= WHAT YOU SHOULD DO =
According to the USPS notice on supplemental wages, what is the mandatory federal withholding rate for supplemental wages up to a total of 1 million dollars within a calendar year?

= SELECTED PASSAGE =

USPS Reminds Employees That The Percentages Used to Tax Supplemental Wages Are Different From The Normal Taxation Percentages

Federal Taxation Percentages for Supplemental Wages

USPS® employees are reminded that the percentages used to tax supplemental wages are different from the nor­mal taxation percentages. Supplemental wages may include, but are not limited to, annual leave exchange, awards, back-pay awards, prizes, severance pay, and reimbursements for moving expenses. The American Jobs Creation Act of 2004 and Section 31.3402(g)-1 of IRS reg­ulations created a two-tiered taxation rate for supplemental wages, effective January 1, 2005. These regulations apply to all supplemental payments received by USPS employ­ees in the United States, as well as the U.S. territories.

These regulations provide for taxation of supplemental wages up to a total of 1 million dollars within a calendar year at a mandatory withholding rate of 25 percent. They also provide for a mandatory withholding rate of 35 percent for any supplemental wages paid in excess of 1 million dol­lars within a calendar year. These rates will remain in effect until taxation percentages are changed by Congress and the IRS.

PEN Ed. Note:
USPS also informs postal employees of the following:

Salary Overpayment Indebtedness — Year End Tax Treatment

When a postal employee is overpaid, USPS® estab­lishes an account receivable for the overpayment and ini­tiates the collection of the debt from the employee through the process described in either ELM 450, Collection of Postal Debts from Nonbargaining Unit Employees, or ELM 460, Collection of Postal Debts from Bargaining Unit Employees. USPS initially bills the employee for the net value of the overpayment, meaning federal, state, and FICA/Medicare taxes are not part of the bill.

However, IRS regulations require that if an employee has not fully repaid the overpayment by the end of the tax year (December 31) in which the overpayment was made, the employer must report the unreturned value of the over­payment as taxable income on the employee’s W-2. Addi­tionally, the employee and employer must pay appropriate federal, state, and FICA/Medicare taxes on the remaining value of the debt.

To administrate this IRS regulation, USPS establishes an additional account receivable at the close of the tax year for the value of the taxes the employee owes related to the unpaid debt. The debt collection processes in ELM 450 and ELM 460 are utilized to collect the additional tax-related debt.

Stored data entries:
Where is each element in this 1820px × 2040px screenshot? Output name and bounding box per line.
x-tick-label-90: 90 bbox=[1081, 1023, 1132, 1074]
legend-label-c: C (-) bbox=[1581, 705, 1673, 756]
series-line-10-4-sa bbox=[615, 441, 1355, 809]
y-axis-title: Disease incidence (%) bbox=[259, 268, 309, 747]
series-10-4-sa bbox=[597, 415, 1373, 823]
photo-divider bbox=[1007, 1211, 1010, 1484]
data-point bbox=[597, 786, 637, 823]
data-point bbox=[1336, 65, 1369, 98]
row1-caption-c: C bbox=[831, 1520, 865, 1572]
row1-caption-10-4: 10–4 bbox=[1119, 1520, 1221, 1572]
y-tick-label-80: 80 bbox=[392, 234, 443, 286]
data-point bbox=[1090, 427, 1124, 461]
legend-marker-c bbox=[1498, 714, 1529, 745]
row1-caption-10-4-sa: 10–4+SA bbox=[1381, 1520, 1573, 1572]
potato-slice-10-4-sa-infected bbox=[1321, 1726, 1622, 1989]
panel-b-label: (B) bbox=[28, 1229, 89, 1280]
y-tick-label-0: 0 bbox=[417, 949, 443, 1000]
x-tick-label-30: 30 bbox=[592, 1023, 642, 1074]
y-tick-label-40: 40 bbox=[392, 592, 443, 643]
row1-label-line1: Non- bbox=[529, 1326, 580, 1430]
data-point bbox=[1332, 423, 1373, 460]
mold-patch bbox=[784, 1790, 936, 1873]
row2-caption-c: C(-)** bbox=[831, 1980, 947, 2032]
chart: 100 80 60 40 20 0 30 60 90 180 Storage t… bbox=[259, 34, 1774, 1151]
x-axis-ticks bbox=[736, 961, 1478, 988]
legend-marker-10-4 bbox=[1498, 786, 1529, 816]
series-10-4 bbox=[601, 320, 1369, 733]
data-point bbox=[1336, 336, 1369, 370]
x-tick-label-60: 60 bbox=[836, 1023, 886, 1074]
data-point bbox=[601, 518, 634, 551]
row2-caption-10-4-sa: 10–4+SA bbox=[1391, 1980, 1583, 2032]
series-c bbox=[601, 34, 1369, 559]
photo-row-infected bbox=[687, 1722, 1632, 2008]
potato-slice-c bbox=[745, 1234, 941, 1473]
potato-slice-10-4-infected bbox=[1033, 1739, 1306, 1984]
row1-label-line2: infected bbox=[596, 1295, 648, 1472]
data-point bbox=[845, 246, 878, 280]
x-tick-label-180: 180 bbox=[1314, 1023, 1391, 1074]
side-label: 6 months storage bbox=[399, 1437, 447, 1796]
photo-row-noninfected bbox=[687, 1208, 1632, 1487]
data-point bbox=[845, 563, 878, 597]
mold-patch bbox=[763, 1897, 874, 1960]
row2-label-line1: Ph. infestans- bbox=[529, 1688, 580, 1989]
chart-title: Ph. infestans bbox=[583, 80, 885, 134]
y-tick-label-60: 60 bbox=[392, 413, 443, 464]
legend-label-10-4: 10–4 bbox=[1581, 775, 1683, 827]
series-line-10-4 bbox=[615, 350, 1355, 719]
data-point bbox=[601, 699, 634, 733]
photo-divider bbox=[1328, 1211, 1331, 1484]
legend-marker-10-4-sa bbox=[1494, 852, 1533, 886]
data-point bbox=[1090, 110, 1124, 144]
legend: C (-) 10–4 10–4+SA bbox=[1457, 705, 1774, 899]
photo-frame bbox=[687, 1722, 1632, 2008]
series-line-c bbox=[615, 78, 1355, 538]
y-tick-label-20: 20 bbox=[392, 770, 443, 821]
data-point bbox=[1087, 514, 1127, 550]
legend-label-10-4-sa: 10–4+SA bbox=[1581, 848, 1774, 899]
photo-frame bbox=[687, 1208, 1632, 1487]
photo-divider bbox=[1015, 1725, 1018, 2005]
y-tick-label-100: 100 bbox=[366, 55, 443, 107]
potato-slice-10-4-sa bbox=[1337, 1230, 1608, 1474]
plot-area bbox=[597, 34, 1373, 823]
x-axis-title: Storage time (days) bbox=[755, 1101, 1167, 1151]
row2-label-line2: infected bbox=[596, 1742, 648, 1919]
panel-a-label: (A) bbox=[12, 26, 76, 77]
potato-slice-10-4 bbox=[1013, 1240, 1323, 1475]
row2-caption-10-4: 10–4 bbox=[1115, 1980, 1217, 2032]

= TASK RESULT =
25 percent.